**What you need to do**
Print, exactly and completely, every entry in the data.

+++ Data shown +++

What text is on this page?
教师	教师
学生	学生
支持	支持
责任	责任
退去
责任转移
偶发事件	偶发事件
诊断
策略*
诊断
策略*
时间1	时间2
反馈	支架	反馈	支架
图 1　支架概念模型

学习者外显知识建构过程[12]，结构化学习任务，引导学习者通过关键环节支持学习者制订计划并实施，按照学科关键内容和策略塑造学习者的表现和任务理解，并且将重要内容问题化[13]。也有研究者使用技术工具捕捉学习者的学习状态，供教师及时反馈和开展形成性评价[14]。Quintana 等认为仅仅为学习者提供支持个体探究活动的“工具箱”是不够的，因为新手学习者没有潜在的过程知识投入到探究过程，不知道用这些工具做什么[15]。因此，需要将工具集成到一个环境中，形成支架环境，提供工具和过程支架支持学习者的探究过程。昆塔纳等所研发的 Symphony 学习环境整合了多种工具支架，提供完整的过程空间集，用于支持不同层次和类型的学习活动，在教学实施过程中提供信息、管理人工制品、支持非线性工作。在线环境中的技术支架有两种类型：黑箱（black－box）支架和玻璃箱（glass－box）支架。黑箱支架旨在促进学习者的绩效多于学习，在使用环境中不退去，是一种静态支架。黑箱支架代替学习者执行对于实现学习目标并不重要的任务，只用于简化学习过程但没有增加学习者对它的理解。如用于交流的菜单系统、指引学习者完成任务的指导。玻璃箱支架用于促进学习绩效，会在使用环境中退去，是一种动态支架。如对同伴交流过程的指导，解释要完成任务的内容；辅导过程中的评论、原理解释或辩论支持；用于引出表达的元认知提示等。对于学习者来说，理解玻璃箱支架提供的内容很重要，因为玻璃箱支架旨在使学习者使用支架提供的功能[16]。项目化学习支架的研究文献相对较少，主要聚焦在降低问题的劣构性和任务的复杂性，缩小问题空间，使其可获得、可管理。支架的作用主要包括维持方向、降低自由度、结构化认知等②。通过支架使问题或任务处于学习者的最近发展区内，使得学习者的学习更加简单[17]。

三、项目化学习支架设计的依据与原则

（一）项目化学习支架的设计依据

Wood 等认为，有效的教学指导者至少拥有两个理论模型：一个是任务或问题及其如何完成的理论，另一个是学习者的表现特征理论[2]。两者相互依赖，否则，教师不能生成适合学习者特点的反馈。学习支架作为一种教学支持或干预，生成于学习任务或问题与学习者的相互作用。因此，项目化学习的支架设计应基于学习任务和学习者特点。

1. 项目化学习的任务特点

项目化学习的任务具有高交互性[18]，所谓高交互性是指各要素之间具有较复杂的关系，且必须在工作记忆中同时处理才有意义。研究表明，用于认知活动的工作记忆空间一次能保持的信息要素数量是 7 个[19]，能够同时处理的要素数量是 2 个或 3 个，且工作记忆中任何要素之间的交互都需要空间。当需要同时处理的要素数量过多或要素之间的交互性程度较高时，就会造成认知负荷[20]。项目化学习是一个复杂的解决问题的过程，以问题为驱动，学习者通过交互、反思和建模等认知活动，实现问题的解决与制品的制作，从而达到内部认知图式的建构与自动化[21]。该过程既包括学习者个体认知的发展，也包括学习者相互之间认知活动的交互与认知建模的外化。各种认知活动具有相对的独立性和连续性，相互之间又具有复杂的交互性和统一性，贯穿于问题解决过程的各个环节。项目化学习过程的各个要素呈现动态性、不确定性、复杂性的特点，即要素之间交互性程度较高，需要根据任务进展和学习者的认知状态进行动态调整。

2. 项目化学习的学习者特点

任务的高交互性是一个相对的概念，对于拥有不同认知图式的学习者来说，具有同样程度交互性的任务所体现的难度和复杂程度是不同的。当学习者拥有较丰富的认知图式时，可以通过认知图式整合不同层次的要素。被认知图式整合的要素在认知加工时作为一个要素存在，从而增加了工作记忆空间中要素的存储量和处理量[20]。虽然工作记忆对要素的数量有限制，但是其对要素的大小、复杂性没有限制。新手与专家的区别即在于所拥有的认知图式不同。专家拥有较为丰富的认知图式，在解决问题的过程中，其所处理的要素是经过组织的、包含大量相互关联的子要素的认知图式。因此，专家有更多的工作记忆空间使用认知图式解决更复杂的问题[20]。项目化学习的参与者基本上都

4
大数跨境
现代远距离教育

+++

**Solution to the problem**
What text is on this page?
教师	教师
学生	学生
支持	支持
责任	责任
退去
责任转移
偶发事件	偶发事件
诊断
策略*
诊断
策略*
时间1	时间2
反馈	支架	反馈	支架
图 1　支架概念模型

学习者外显知识建构过程[12]，结构化学习任务，引导学习者通过关键环节支持学习者制订计划并实施，按照学科关键内容和策略塑造学习者的表现和任务理解，并且将重要内容问题化[13]。也有研究者使用技术工具捕捉学习者的学习状态，供教师及时反馈和开展形成性评价[14]。Quintana 等认为仅仅为学习者提供支持个体探究活动的“工具箱”是不够的，因为新手学习者没有潜在的过程知识投入到探究过程，不知道用这些工具做什么[15]。因此，需要将工具集成到一个环境中，形成支架环境，提供工具和过程支架支持学习者的探究过程。昆塔纳等所研发的 Symphony 学习环境整合了多种工具支架，提供完整的过程空间集，用于支持不同层次和类型的学习活动，在教学实施过程中提供信息、管理人工制品、支持非线性工作。在线环境中的技术支架有两种类型：黑箱（black－box）支架和玻璃箱（glass－box）支架。黑箱支架旨在促进学习者的绩效多于学习，在使用环境中不退去，是一种静态支架。黑箱支架代替学习者执行对于实现学习目标并不重要的任务，只用于简化学习过程但没有增加学习者对它的理解。如用于交流的菜单系统、指引学习者完成任务的指导。玻璃箱支架用于促进学习绩效，会在使用环境中退去，是一种动态支架。如对同伴交流过程的指导，解释要完成任务的内容；辅导过程中的评论、原理解释或辩论支持；用于引出表达的元认知提示等。对于学习者来说，理解玻璃箱支架提供的内容很重要，因为玻璃箱支架旨在使学习者使用支架提供的功能[16]。项目化学习支架的研究文献相对较少，主要聚焦在降低问题的劣构性和任务的复杂性，缩小问题空间，使其可获得、可管理。支架的作用主要包括维持方向、降低自由度、结构化认知等②。通过支架使问题或任务处于学习者的最近发展区内，使得学习者的学习更加简单[17]。

三、项目化学习支架设计的依据与原则

（一）项目化学习支架的设计依据

Wood 等认为，有效的教学指导者至少拥有两个理论模型：一个是任务或问题及其如何完成的理论，另一个是学习者的表现特征理论[2]。两者相互依赖，否则，教师不能生成适合学习者特点的反馈。学习支架作为一种教学支持或干预，生成于学习任务或问题与学习者的相互作用。因此，项目化学习的支架设计应基于学习任务和学习者特点。

1. 项目化学习的任务特点

项目化学习的任务具有高交互性[18]，所谓高交互性是指各要素之间具有较复杂的关系，且必须在工作记忆中同时处理才有意义。研究表明，用于认知活动的工作记忆空间一次能保持的信息要素数量是 7 个[19]，能够同时处理的要素数量是 2 个或 3 个，且工作记忆中任何要素之间的交互都需要空间。当需要同时处理的要素数量过多或要素之间的交互性程度较高时，就会造成认知负荷[20]。项目化学习是一个复杂的解决问题的过程，以问题为驱动，学习者通过交互、反思和建模等认知活动，实现问题的解决与制品的制作，从而达到内部认知图式的建构与自动化[21]。该过程既包括学习者个体认知的发展，也包括学习者相互之间认知活动的交互与认知建模的外化。各种认知活动具有相对的独立性和连续性，相互之间又具有复杂的交互性和统一性，贯穿于问题解决过程的各个环节。项目化学习过程的各个要素呈现动态性、不确定性、复杂性的特点，即要素之间交互性程度较高，需要根据任务进展和学习者的认知状态进行动态调整。

2. 项目化学习的学习者特点

任务的高交互性是一个相对的概念，对于拥有不同认知图式的学习者来说，具有同样程度交互性的任务所体现的难度和复杂程度是不同的。当学习者拥有较丰富的认知图式时，可以通过认知图式整合不同层次的要素。被认知图式整合的要素在认知加工时作为一个要素存在，从而增加了工作记忆空间中要素的存储量和处理量[20]。虽然工作记忆对要素的数量有限制，但是其对要素的大小、复杂性没有限制。新手与专家的区别即在于所拥有的认知图式不同。专家拥有较为丰富的认知图式，在解决问题的过程中，其所处理的要素是经过组织的、包含大量相互关联的子要素的认知图式。因此，专家有更多的工作记忆空间使用认知图式解决更复杂的问题[20]。项目化学习的参与者基本上都

4
大数跨境
现代远距离教育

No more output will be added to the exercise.